Entries with figure data:
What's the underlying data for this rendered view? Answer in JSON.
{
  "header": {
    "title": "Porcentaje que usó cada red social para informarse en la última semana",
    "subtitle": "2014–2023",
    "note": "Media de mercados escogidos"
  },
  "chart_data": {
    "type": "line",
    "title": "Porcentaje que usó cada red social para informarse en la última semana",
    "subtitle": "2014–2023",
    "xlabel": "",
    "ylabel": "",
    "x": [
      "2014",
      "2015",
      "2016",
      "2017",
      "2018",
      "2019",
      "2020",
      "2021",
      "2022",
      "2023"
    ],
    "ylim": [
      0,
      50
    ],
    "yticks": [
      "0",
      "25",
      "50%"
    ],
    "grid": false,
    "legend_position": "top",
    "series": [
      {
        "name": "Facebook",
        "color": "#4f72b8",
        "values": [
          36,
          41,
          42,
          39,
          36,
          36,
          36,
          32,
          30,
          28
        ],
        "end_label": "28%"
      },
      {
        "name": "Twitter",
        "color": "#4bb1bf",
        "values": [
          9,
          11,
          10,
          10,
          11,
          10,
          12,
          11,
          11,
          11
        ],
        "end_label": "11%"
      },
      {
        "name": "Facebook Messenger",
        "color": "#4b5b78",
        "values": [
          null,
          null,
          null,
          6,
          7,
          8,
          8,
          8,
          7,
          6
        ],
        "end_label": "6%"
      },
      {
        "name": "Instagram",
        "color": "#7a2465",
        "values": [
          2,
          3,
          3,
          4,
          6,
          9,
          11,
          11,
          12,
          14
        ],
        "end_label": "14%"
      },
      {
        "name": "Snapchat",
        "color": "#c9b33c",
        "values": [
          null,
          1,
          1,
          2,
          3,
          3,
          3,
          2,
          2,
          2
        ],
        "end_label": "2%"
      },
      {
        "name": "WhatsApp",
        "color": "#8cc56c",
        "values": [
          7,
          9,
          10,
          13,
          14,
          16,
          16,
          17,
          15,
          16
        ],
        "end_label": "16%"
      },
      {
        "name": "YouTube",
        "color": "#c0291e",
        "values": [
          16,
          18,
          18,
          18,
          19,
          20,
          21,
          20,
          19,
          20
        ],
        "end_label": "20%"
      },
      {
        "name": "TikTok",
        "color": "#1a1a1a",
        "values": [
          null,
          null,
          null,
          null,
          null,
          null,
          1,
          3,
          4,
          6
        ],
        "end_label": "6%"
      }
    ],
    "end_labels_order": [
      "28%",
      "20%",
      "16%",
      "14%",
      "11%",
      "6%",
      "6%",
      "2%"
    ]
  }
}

*Work instructions:* Pick out the lines above that hold the string "Facebook" and show them.

*Written solution:*
        "name": "Facebook",
        "name": "Facebook Messenger",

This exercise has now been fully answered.